If a line in the entries contains the string "triangles", include that line in your answer.

▶ Records to process
________
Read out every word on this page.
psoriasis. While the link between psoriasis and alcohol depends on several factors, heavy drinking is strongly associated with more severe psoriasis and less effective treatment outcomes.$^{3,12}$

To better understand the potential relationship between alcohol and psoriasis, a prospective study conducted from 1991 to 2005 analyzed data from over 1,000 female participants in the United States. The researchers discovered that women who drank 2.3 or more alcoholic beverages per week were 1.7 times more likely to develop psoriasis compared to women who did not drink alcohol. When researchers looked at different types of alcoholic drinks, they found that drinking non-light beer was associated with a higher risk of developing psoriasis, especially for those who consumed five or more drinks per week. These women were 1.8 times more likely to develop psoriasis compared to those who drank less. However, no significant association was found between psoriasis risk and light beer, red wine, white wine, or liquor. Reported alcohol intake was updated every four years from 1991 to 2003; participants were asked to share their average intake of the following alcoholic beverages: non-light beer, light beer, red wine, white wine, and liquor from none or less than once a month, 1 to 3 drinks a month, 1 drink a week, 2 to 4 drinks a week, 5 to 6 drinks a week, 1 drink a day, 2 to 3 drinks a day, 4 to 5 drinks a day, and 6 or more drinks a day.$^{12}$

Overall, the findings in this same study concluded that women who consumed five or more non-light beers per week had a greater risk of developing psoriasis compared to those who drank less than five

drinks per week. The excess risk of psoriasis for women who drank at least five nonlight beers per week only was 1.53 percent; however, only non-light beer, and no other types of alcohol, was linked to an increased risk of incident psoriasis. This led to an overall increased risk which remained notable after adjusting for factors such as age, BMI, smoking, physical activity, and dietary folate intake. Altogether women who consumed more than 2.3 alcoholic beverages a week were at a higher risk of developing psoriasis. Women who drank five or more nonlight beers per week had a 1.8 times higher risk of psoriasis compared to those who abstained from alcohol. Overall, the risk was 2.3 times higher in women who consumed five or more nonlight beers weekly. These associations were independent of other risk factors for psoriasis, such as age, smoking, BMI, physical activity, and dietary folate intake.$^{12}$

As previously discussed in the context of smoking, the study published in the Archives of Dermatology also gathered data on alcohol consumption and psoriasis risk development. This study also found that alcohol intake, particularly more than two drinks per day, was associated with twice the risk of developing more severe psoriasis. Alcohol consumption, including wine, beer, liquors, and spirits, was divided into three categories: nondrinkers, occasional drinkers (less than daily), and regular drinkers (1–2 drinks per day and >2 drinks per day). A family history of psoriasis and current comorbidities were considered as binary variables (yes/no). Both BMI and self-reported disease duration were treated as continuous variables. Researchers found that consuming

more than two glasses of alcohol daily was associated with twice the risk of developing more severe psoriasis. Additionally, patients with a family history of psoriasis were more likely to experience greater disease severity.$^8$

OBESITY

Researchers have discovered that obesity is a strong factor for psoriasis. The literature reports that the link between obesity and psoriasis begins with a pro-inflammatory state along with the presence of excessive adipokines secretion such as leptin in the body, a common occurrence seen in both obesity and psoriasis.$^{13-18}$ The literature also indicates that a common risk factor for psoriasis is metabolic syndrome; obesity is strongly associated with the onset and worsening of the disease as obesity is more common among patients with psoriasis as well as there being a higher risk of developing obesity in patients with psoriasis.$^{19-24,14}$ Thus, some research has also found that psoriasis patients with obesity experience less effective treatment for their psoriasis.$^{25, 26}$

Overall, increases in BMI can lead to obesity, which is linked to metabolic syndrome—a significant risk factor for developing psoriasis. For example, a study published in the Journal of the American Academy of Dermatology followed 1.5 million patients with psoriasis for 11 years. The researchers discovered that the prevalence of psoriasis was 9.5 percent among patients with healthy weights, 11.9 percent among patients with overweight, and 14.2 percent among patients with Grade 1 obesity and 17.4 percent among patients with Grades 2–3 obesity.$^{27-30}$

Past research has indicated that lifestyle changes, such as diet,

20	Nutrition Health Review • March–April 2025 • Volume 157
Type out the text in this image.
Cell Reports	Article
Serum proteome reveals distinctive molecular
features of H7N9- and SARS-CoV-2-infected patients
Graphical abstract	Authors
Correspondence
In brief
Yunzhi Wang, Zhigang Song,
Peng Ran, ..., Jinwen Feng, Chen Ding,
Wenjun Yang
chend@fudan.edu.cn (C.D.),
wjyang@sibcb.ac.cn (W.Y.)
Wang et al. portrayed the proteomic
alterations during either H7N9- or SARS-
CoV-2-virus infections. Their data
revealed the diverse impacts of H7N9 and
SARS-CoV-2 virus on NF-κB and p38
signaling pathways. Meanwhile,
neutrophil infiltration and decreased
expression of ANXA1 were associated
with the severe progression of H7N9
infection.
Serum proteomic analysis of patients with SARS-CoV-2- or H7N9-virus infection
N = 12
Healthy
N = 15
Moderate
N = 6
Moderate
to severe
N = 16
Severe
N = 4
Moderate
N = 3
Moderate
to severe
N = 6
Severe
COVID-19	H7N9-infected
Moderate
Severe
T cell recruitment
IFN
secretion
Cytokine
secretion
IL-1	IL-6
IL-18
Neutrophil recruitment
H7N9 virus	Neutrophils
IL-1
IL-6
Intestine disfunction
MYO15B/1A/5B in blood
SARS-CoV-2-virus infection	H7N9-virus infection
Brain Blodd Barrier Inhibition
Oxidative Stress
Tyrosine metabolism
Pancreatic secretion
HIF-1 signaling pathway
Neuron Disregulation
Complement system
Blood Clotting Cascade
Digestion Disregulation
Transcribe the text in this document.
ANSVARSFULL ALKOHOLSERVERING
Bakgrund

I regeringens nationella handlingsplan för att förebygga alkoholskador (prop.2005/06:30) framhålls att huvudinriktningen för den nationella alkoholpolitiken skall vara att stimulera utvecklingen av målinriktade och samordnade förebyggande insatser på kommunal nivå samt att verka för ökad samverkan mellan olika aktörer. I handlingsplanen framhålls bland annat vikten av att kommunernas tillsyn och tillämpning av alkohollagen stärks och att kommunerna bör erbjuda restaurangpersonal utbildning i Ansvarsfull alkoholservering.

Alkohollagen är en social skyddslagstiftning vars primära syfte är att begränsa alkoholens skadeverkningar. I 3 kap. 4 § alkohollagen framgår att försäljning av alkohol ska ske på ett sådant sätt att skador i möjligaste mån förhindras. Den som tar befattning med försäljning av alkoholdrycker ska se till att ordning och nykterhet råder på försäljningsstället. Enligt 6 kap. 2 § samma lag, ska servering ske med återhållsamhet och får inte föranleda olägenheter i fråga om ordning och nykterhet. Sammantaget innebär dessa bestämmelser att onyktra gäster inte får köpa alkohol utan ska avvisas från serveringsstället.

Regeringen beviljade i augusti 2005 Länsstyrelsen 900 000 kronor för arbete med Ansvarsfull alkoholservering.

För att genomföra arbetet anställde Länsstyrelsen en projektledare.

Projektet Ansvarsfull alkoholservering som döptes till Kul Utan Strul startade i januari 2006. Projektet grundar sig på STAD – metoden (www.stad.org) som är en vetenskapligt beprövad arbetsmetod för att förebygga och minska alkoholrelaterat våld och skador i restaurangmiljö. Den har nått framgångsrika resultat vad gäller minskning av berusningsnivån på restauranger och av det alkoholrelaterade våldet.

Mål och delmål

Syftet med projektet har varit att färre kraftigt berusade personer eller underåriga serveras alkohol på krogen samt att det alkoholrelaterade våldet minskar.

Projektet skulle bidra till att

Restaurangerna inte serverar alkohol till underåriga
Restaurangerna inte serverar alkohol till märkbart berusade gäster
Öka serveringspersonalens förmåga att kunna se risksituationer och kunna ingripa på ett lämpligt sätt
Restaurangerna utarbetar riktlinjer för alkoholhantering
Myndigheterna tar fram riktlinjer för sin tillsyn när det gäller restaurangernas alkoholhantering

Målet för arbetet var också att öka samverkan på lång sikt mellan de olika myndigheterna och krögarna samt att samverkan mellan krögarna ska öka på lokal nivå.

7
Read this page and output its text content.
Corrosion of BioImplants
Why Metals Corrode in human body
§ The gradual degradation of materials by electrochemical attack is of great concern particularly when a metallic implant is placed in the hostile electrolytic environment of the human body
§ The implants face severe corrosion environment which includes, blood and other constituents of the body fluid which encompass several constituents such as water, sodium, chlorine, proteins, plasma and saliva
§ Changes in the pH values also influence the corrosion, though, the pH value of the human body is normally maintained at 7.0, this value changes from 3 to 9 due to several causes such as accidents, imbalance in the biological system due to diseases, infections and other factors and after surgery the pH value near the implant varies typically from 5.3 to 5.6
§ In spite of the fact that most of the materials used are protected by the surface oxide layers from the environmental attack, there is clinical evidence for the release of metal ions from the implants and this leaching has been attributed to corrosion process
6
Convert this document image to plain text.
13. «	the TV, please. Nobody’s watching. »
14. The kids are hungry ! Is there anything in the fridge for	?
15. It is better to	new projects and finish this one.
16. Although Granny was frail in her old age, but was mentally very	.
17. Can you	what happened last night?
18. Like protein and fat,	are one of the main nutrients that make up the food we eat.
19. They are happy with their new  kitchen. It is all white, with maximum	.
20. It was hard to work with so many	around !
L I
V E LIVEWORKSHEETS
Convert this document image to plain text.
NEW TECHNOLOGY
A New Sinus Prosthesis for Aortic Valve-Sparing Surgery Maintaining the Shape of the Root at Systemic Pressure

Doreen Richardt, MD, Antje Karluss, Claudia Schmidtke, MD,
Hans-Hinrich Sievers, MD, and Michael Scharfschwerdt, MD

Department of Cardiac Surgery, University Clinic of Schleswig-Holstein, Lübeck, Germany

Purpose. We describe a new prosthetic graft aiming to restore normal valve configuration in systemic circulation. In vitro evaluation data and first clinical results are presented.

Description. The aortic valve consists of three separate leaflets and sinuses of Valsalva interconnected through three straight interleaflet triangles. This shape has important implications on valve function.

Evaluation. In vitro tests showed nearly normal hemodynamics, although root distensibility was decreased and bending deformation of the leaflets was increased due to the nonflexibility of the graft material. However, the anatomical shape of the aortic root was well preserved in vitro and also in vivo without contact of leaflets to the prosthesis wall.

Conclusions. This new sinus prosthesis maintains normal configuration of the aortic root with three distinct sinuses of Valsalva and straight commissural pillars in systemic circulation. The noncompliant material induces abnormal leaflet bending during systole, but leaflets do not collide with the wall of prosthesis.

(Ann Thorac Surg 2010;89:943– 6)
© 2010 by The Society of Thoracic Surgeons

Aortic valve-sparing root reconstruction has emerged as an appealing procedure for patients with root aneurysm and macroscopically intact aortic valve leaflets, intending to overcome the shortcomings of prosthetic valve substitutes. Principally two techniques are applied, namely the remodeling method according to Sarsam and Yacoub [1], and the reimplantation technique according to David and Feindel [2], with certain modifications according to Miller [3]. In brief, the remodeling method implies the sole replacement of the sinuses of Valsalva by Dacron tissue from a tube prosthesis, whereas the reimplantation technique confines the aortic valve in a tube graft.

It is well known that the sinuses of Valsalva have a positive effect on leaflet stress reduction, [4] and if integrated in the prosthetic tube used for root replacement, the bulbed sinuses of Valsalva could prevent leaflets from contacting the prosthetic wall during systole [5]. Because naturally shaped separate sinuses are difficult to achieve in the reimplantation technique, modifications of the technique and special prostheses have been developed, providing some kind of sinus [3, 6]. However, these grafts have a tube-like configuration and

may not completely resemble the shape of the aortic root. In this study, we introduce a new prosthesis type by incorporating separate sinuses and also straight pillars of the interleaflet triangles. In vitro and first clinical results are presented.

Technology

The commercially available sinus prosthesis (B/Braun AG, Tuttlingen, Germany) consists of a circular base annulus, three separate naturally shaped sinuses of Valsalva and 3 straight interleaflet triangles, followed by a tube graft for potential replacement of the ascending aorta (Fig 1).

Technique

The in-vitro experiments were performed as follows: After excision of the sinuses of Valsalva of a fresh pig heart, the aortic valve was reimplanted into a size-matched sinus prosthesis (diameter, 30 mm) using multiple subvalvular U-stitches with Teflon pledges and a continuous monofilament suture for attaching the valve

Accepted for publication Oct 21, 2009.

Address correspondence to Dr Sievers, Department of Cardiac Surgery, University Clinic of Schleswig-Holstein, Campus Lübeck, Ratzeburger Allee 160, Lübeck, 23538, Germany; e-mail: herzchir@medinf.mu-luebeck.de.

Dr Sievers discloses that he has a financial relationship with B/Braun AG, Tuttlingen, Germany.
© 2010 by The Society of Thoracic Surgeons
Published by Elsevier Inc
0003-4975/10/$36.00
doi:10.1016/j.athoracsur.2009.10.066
________
▶ Answer area
Description. The aortic valve consists of three separate leaflets and sinuses of Valsalva interconnected through three straight interleaflet triangles. This shape has important implications on valve function.
may not completely resemble the shape of the aortic root. In this study, we introduce a new prosthesis type by incorporating separate sinuses and also straight pillars of the interleaflet triangles. In vitro and first clinical results are presented.
The commercially available sinus prosthesis (B/Braun AG, Tuttlingen, Germany) consists of a circular base annulus, three separate naturally shaped sinuses of Valsalva and 3 straight interleaflet triangles, followed by a tube graft for potential replacement of the ascending aorta (Fig 1).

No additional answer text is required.